Set down the full listing exactly, character for character.

(Collected data)
+++++

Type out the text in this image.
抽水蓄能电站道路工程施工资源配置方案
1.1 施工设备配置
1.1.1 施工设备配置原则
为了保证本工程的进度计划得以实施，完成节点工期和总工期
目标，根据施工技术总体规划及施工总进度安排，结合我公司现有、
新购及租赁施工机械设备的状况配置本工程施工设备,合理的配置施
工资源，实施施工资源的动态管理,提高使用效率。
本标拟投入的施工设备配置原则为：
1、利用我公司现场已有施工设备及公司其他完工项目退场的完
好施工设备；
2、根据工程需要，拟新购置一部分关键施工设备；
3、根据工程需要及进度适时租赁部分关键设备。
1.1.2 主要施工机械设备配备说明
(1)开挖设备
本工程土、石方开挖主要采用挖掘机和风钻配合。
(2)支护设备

+++++

• _Final result_:
Type out the text in this image.
抽水蓄能电站道路工程施工资源配置方案
1.1 施工设备配置
1.1.1 施工设备配置原则
为了保证本工程的进度计划得以实施，完成节点工期和总工期
目标，根据施工技术总体规划及施工总进度安排，结合我公司现有、
新购及租赁施工机械设备的状况配置本工程施工设备,合理的配置施
工资源，实施施工资源的动态管理,提高使用效率。
本标拟投入的施工设备配置原则为：
1、利用我公司现场已有施工设备及公司其他完工项目退场的完
好施工设备；
2、根据工程需要，拟新购置一部分关键施工设备；
3、根据工程需要及进度适时租赁部分关键设备。
1.1.2 主要施工机械设备配备说明
(1)开挖设备
本工程土、石方开挖主要采用挖掘机和风钻配合。
(2)支护设备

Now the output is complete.